[Excerpted records]

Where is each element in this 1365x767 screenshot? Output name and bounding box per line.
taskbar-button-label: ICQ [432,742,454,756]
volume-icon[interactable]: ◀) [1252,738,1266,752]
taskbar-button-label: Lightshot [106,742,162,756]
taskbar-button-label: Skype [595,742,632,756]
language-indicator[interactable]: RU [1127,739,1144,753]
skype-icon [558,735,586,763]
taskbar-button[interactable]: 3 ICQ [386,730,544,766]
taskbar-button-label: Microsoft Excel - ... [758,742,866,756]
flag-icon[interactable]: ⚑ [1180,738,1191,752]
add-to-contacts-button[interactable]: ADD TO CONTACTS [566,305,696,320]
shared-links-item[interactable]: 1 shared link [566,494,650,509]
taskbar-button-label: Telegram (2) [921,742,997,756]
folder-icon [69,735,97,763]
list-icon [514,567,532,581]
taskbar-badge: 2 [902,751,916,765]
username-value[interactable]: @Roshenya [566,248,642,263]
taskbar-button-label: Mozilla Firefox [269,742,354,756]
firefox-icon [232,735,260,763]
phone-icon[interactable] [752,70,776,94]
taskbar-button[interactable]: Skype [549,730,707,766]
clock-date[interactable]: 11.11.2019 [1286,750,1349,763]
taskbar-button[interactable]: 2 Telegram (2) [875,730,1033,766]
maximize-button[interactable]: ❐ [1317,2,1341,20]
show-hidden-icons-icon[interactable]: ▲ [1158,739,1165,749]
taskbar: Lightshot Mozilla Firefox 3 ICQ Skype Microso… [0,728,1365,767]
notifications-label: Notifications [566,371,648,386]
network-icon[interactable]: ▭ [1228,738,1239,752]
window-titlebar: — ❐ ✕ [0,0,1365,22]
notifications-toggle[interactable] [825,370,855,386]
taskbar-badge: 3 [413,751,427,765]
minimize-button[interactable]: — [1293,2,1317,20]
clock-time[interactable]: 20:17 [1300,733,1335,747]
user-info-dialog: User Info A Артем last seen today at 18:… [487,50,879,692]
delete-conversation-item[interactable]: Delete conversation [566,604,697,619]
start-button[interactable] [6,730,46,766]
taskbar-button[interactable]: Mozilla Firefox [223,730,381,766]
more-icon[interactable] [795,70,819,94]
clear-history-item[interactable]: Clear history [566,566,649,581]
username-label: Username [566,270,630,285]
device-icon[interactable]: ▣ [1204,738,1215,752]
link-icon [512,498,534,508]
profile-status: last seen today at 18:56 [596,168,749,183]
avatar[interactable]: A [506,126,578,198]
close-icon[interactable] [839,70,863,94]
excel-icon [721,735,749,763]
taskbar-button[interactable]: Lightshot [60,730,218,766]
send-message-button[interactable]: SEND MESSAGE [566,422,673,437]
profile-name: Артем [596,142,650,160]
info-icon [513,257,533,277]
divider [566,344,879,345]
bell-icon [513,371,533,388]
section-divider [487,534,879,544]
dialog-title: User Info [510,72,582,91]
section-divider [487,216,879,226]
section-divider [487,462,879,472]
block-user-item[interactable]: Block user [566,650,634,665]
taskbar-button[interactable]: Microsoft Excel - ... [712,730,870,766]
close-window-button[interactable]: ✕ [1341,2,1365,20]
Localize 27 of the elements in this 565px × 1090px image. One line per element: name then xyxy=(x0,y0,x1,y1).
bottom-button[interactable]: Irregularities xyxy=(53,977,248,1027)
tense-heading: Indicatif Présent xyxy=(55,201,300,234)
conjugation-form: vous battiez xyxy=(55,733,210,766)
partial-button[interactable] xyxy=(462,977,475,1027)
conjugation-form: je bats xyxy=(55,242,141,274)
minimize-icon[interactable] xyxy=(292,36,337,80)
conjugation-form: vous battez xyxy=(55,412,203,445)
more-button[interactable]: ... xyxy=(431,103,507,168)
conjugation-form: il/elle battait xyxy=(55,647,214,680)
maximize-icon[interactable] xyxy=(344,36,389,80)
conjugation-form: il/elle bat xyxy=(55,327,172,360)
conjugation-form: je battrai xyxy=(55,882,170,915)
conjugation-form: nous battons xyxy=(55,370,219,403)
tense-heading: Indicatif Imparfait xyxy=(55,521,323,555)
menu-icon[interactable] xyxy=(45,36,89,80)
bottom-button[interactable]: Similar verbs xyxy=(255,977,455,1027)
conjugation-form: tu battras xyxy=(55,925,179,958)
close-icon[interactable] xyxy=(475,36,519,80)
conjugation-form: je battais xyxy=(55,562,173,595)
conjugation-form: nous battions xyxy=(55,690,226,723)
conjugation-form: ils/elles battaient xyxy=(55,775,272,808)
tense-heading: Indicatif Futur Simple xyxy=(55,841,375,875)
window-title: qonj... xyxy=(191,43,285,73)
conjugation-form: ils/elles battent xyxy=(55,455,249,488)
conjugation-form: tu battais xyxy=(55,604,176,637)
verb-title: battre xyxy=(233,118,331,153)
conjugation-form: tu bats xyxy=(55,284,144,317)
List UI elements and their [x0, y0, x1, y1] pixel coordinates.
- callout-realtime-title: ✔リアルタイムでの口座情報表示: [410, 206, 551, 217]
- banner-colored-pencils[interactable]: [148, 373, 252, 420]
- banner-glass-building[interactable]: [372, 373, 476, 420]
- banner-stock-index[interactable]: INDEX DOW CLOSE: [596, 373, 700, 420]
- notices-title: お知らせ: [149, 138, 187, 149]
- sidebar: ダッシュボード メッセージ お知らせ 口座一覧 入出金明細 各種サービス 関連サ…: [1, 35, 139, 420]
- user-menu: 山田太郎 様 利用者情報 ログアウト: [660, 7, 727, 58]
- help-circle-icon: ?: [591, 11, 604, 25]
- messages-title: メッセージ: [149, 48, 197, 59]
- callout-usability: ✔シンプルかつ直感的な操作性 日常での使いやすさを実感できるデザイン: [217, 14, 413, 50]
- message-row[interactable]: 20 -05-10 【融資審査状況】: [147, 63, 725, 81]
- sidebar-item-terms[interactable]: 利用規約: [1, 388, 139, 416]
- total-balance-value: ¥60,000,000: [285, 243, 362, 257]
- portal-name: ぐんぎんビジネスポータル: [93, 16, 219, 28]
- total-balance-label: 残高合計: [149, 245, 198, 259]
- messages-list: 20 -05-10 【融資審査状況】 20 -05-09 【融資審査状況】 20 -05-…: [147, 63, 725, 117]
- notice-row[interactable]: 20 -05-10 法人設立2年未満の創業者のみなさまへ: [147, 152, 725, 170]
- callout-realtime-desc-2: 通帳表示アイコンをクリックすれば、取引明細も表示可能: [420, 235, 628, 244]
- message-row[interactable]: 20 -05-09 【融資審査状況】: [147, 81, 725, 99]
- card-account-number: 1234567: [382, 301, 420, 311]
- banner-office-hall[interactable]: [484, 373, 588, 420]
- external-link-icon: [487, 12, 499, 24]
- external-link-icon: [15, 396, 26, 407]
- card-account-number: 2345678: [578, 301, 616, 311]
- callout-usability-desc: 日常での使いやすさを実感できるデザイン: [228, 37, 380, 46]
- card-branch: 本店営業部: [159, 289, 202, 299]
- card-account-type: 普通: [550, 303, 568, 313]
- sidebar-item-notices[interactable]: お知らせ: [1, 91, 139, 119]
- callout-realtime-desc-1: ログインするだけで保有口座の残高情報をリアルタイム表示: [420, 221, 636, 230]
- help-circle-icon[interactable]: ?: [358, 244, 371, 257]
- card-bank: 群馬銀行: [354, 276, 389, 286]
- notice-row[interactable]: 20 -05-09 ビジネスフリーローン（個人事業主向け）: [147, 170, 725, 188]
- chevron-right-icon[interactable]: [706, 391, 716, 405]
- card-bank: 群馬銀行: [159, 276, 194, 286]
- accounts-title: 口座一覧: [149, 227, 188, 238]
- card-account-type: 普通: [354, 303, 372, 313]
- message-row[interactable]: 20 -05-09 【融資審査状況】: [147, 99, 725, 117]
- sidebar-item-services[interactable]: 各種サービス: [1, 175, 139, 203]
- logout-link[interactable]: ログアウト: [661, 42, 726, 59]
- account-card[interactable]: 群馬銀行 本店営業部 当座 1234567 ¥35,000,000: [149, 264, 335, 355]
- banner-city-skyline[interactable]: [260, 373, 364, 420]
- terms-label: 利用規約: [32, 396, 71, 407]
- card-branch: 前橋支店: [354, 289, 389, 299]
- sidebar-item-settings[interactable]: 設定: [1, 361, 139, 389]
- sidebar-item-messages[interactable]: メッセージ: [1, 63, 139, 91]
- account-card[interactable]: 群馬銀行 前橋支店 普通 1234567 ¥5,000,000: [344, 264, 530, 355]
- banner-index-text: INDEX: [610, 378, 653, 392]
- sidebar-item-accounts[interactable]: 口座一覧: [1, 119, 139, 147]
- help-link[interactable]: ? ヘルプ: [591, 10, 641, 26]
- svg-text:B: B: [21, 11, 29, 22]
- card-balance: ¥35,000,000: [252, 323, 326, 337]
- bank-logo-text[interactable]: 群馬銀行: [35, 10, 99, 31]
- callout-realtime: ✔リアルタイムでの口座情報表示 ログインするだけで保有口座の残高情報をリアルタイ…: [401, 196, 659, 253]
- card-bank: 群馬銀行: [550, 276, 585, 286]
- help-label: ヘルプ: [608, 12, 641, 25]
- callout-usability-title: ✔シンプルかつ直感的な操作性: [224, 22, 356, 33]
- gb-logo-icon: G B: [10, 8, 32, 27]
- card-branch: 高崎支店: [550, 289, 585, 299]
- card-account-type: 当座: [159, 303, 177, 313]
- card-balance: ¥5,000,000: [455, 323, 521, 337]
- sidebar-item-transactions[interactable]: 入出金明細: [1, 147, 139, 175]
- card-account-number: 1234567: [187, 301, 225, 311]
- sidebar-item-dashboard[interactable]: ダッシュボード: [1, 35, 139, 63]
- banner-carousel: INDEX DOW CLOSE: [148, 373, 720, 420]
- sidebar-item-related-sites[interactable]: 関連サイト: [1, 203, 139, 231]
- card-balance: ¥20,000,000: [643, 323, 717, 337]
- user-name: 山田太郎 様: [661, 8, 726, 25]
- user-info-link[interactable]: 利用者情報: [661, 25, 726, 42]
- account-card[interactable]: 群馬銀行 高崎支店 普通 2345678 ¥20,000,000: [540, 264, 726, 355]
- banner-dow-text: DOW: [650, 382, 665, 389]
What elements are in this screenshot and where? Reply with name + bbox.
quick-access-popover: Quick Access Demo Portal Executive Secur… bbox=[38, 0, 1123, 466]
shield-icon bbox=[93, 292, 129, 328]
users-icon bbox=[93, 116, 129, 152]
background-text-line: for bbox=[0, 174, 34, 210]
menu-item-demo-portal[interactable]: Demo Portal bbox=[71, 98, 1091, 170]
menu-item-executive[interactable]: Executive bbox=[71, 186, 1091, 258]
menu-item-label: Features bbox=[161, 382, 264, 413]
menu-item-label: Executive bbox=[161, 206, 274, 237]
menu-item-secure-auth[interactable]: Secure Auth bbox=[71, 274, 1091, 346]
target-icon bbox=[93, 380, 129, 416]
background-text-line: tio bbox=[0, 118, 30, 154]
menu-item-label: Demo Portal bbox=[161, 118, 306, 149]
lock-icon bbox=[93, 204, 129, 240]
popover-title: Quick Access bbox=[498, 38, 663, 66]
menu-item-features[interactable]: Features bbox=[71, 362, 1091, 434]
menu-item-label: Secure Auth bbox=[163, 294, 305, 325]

[What the task asks] Print the entries above from the first line up to and including the line with "skype-icon [558,735,586,763]", reproducing each line unchanged.

[Exercise output]
Where is each element in this 1365x767 screenshot? Output name and bounding box per line.
taskbar-button-label: ICQ [432,742,454,756]
volume-icon[interactable]: ◀) [1252,738,1266,752]
taskbar-button-label: Lightshot [106,742,162,756]
taskbar-button-label: Skype [595,742,632,756]
language-indicator[interactable]: RU [1127,739,1144,753]
skype-icon [558,735,586,763]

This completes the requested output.